### EXERCISE PROMPT
Drop the pictures, then extract the listing word for word.
___ MATERIAL FOR THE TASK
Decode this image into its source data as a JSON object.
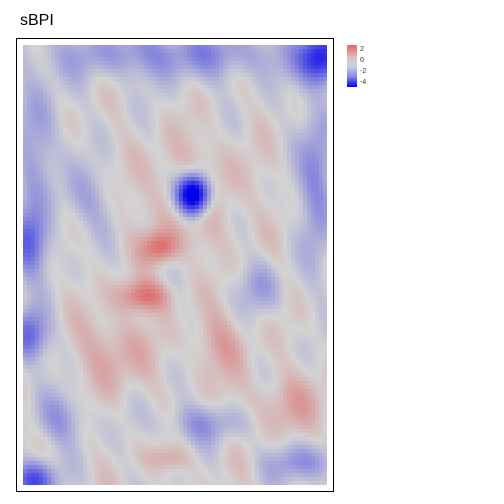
{
  "title": "sBPI",
  "legend": {
    "labels": [
      "2",
      "0",
      "-2",
      "-4"
    ]
  },
  "colors": {
    "high": "#e05c5c",
    "mid": "#d3d3d3",
    "low": "#0000ee"
  },
  "value_range": [
    -4.5,
    2.5
  ]
}
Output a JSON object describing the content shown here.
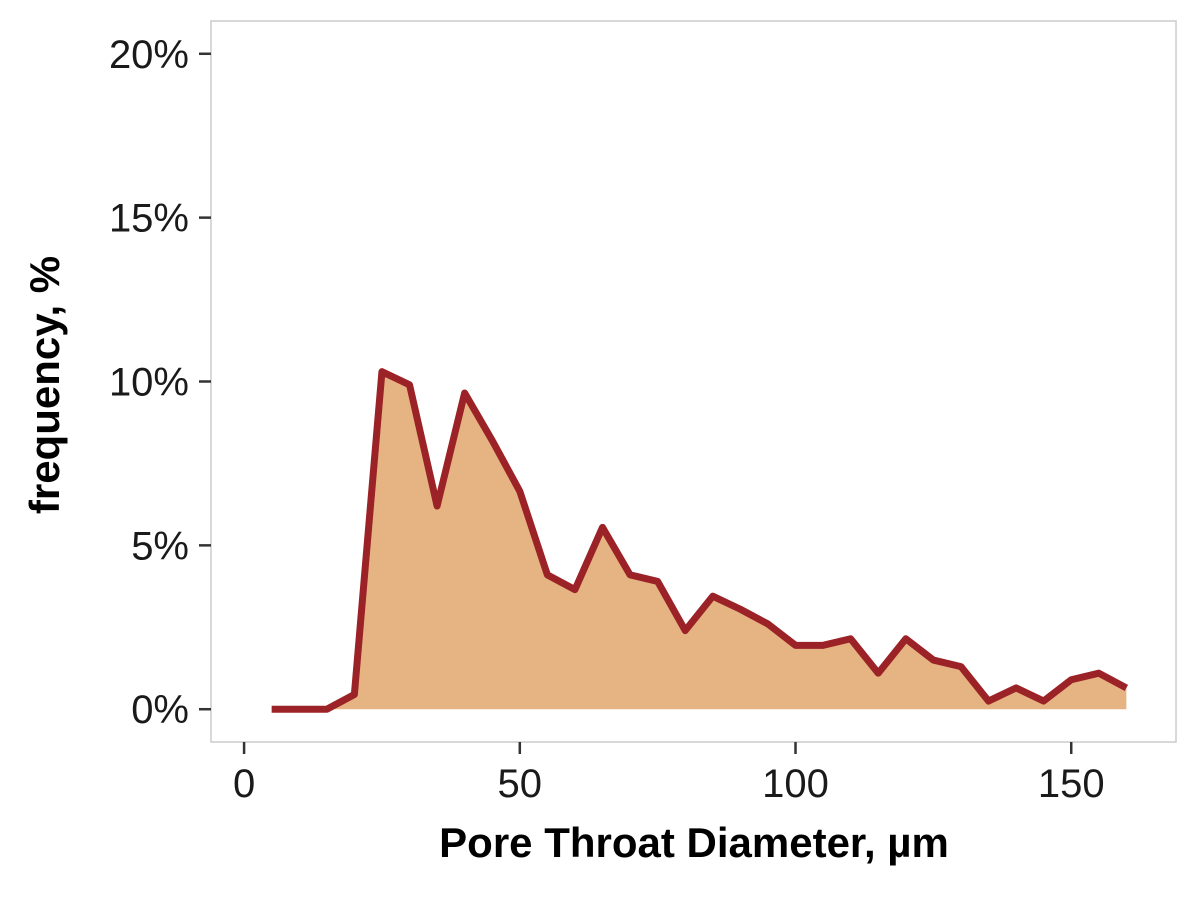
{
  "chart_data": {
    "type": "area",
    "title": "",
    "xlabel": "Pore Throat Diameter, µm",
    "ylabel": "frequency, %",
    "xlim": [
      -6,
      169
    ],
    "ylim": [
      -1,
      21
    ],
    "x_ticks": [
      0,
      50,
      100,
      150
    ],
    "x_tick_labels": [
      "0",
      "50",
      "100",
      "150"
    ],
    "y_ticks": [
      0,
      5,
      10,
      15,
      20
    ],
    "y_tick_labels": [
      "0%",
      "5%",
      "10%",
      "15%",
      "20%"
    ],
    "grid": false,
    "legend": "none",
    "series": [
      {
        "x": [
          5,
          10,
          15,
          20,
          25,
          30,
          35,
          40,
          45,
          50,
          55,
          60,
          65,
          70,
          75,
          80,
          85,
          90,
          95,
          100,
          105,
          110,
          115,
          120,
          125,
          130,
          135,
          140,
          145,
          150,
          155,
          160
        ],
        "y": [
          0,
          0,
          0,
          0.45,
          10.3,
          9.9,
          6.2,
          9.65,
          8.2,
          6.65,
          4.1,
          3.65,
          5.55,
          4.1,
          3.9,
          2.4,
          3.45,
          3.05,
          2.6,
          1.95,
          1.95,
          2.15,
          1.1,
          2.15,
          1.5,
          1.3,
          0.25,
          0.65,
          0.25,
          0.9,
          1.1,
          0.65
        ]
      }
    ],
    "colors": {
      "fill": "#e6b482",
      "line": "#9b2226",
      "axis": "#333333",
      "panel_border": "#cccccc"
    }
  }
}
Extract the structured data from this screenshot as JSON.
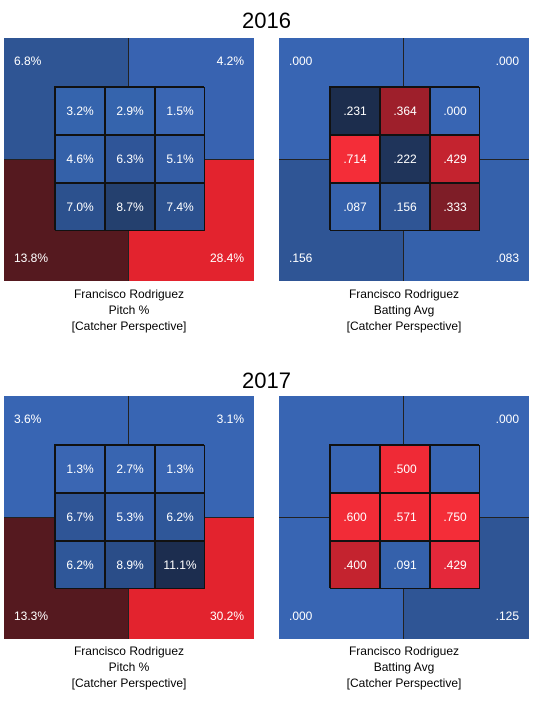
{
  "chart_data": [
    {
      "type": "heatmap",
      "year": "2016",
      "player": "Francisco Rodriguez",
      "metric": "Pitch %",
      "perspective": "[Catcher Perspective]",
      "outer": {
        "top_left": "6.8%",
        "top_right": "4.2%",
        "bottom_left": "13.8%",
        "bottom_right": "28.4%"
      },
      "outer_colors": {
        "top_left": "#2f5594",
        "top_right": "#3863b1",
        "bottom_left": "#55191f",
        "bottom_right": "#e3232e"
      },
      "inner": [
        [
          "3.2%",
          "2.9%",
          "1.5%"
        ],
        [
          "4.6%",
          "6.3%",
          "5.1%"
        ],
        [
          "7.0%",
          "8.7%",
          "7.4%"
        ]
      ],
      "inner_colors": [
        [
          "#3564ad",
          "#3564ad",
          "#3a66b3"
        ],
        [
          "#3461a9",
          "#2f5598",
          "#335ca4"
        ],
        [
          "#2c518e",
          "#24406e",
          "#2c518f"
        ]
      ]
    },
    {
      "type": "heatmap",
      "year": "2016",
      "player": "Francisco Rodriguez",
      "metric": "Batting Avg",
      "perspective": "[Catcher Perspective]",
      "outer": {
        "top_left": ".000",
        "top_right": ".000",
        "bottom_left": ".156",
        "bottom_right": ".083"
      },
      "outer_colors": {
        "top_left": "#3865b3",
        "top_right": "#3865b3",
        "bottom_left": "#2f5595",
        "bottom_right": "#3561ab"
      },
      "inner": [
        [
          ".231",
          ".364",
          ".000"
        ],
        [
          ".714",
          ".222",
          ".429"
        ],
        [
          ".087",
          ".156",
          ".333"
        ]
      ],
      "inner_colors": [
        [
          "#1c2d4d",
          "#9e1f2b",
          "#3865b3"
        ],
        [
          "#f42d38",
          "#1f345a",
          "#c4232f"
        ],
        [
          "#3561ab",
          "#2f5595",
          "#7e1d27"
        ]
      ]
    },
    {
      "type": "heatmap",
      "year": "2017",
      "player": "Francisco Rodriguez",
      "metric": "Pitch %",
      "perspective": "[Catcher Perspective]",
      "outer": {
        "top_left": "3.6%",
        "top_right": "3.1%",
        "bottom_left": "13.3%",
        "bottom_right": "30.2%"
      },
      "outer_colors": {
        "top_left": "#3865b3",
        "top_right": "#3865b3",
        "bottom_left": "#55191f",
        "bottom_right": "#e3232e"
      },
      "inner": [
        [
          "1.3%",
          "2.7%",
          "1.3%"
        ],
        [
          "6.7%",
          "5.3%",
          "6.2%"
        ],
        [
          "6.2%",
          "8.9%",
          "11.1%"
        ]
      ],
      "inner_colors": [
        [
          "#3a66b3",
          "#3865b1",
          "#3a66b3"
        ],
        [
          "#2f5596",
          "#335ca4",
          "#2f5799"
        ],
        [
          "#2f5799",
          "#2a4d88",
          "#1c2d4f"
        ]
      ]
    },
    {
      "type": "heatmap",
      "year": "2017",
      "player": "Francisco Rodriguez",
      "metric": "Batting Avg",
      "perspective": "[Catcher Perspective]",
      "outer": {
        "top_left": "",
        "top_right": ".000",
        "bottom_left": ".000",
        "bottom_right": ".125"
      },
      "outer_colors": {
        "top_left": "#3865b3",
        "top_right": "#3865b3",
        "bottom_left": "#3865b3",
        "bottom_right": "#2f5595"
      },
      "inner": [
        [
          "",
          ".500",
          ""
        ],
        [
          ".600",
          ".571",
          ".750"
        ],
        [
          ".400",
          ".091",
          ".429"
        ]
      ],
      "inner_colors": [
        [
          "#3865b3",
          "#ef2a36",
          "#3865b3"
        ],
        [
          "#f22c37",
          "#f02b36",
          "#f42d38"
        ],
        [
          "#c4232f",
          "#3561ab",
          "#e4283a"
        ]
      ]
    }
  ]
}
______
### TASK RESPONSE
Decode this image into its source data as a JSON object.
{
  "title": "sBPI",
  "legend": {
    "labels": [
      "2",
      "0",
      "-2",
      "-4"
    ]
  },
  "colors": {
    "high": "#e05c5c",
    "mid": "#d3d3d3",
    "low": "#0000ee"
  },
  "value_range": [
    -4.5,
    2.5
  ]
}
Output a JSON object describing the content shown here.
{
  "chart_data": {
    "type": "area",
    "title": "",
    "xlabel": "Pore Throat Diameter, µm",
    "ylabel": "frequency, %",
    "xlim": [
      -6,
      169
    ],
    "ylim": [
      -1,
      21
    ],
    "x_ticks": [
      0,
      50,
      100,
      150
    ],
    "x_tick_labels": [
      "0",
      "50",
      "100",
      "150"
    ],
    "y_ticks": [
      0,
      5,
      10,
      15,
      20
    ],
    "y_tick_labels": [
      "0%",
      "5%",
      "10%",
      "15%",
      "20%"
    ],
    "grid": false,
    "legend": "none",
    "series": [
      {
        "x": [
          5,
          10,
          15,
          20,
          25,
          30,
          35,
          40,
          45,
          50,
          55,
          60,
          65,
          70,
          75,
          80,
          85,
          90,
          95,
          100,
          105,
          110,
          115,
          120,
          125,
          130,
          135,
          140,
          145,
          150,
          155,
          160
        ],
        "y": [
          0,
          0,
          0,
          0.45,
          10.3,
          9.9,
          6.2,
          9.65,
          8.2,
          6.65,
          4.1,
          3.65,
          5.55,
          4.1,
          3.9,
          2.4,
          3.45,
          3.05,
          2.6,
          1.95,
          1.95,
          2.15,
          1.1,
          2.15,
          1.5,
          1.3,
          0.25,
          0.65,
          0.25,
          0.9,
          1.1,
          0.65
        ]
      }
    ],
    "colors": {
      "fill": "#e6b482",
      "line": "#9b2226",
      "axis": "#333333",
      "panel_border": "#cccccc"
    }
  }
}
Extract the structured data from this screenshot as JSON.
{
  "chart_data": [
    {
      "type": "heatmap",
      "year": "2016",
      "player": "Francisco Rodriguez",
      "metric": "Pitch %",
      "perspective": "[Catcher Perspective]",
      "outer": {
        "top_left": "6.8%",
        "top_right": "4.2%",
        "bottom_left": "13.8%",
        "bottom_right": "28.4%"
      },
      "outer_colors": {
        "top_left": "#2f5594",
        "top_right": "#3863b1",
        "bottom_left": "#55191f",
        "bottom_right": "#e3232e"
      },
      "inner": [
        [
          "3.2%",
          "2.9%",
          "1.5%"
        ],
        [
          "4.6%",
          "6.3%",
          "5.1%"
        ],
        [
          "7.0%",
          "8.7%",
          "7.4%"
        ]
      ],
      "inner_colors": [
        [
          "#3564ad",
          "#3564ad",
          "#3a66b3"
        ],
        [
          "#3461a9",
          "#2f5598",
          "#335ca4"
        ],
        [
          "#2c518e",
          "#24406e",
          "#2c518f"
        ]
      ]
    },
    {
      "type": "heatmap",
      "year": "2016",
      "player": "Francisco Rodriguez",
      "metric": "Batting Avg",
      "perspective": "[Catcher Perspective]",
      "outer": {
        "top_left": ".000",
        "top_right": ".000",
        "bottom_left": ".156",
        "bottom_right": ".083"
      },
      "outer_colors": {
        "top_left": "#3865b3",
        "top_right": "#3865b3",
        "bottom_left": "#2f5595",
        "bottom_right": "#3561ab"
      },
      "inner": [
        [
          ".231",
          ".364",
          ".000"
        ],
        [
          ".714",
          ".222",
          ".429"
        ],
        [
          ".087",
          ".156",
          ".333"
        ]
      ],
      "inner_colors": [
        [
          "#1c2d4d",
          "#9e1f2b",
          "#3865b3"
        ],
        [
          "#f42d38",
          "#1f345a",
          "#c4232f"
        ],
        [
          "#3561ab",
          "#2f5595",
          "#7e1d27"
        ]
      ]
    },
    {
      "type": "heatmap",
      "year": "2017",
      "player": "Francisco Rodriguez",
      "metric": "Pitch %",
      "perspective": "[Catcher Perspective]",
      "outer": {
        "top_left": "3.6%",
        "top_right": "3.1%",
        "bottom_left": "13.3%",
        "bottom_right": "30.2%"
      },
      "outer_colors": {
        "top_left": "#3865b3",
        "top_right": "#3865b3",
        "bottom_left": "#55191f",
        "bottom_right": "#e3232e"
      },
      "inner": [
        [
          "1.3%",
          "2.7%",
          "1.3%"
        ],
        [
          "6.7%",
          "5.3%",
          "6.2%"
        ],
        [
          "6.2%",
          "8.9%",
          "11.1%"
        ]
      ],
      "inner_colors": [
        [
          "#3a66b3",
          "#3865b1",
          "#3a66b3"
        ],
        [
          "#2f5596",
          "#335ca4",
          "#2f5799"
        ],
        [
          "#2f5799",
          "#2a4d88",
          "#1c2d4f"
        ]
      ]
    },
    {
      "type": "heatmap",
      "year": "2017",
      "player": "Francisco Rodriguez",
      "metric": "Batting Avg",
      "perspective": "[Catcher Perspective]",
      "outer": {
        "top_left": "",
        "top_right": ".000",
        "bottom_left": ".000",
        "bottom_right": ".125"
      },
      "outer_colors": {
        "top_left": "#3865b3",
        "top_right": "#3865b3",
        "bottom_left": "#3865b3",
        "bottom_right": "#2f5595"
      },
      "inner": [
        [
          "",
          ".500",
          ""
        ],
        [
          ".600",
          ".571",
          ".750"
        ],
        [
          ".400",
          ".091",
          ".429"
        ]
      ],
      "inner_colors": [
        [
          "#3865b3",
          "#ef2a36",
          "#3865b3"
        ],
        [
          "#f22c37",
          "#f02b36",
          "#f42d38"
        ],
        [
          "#c4232f",
          "#3561ab",
          "#e4283a"
        ]
      ]
    }
  ]
}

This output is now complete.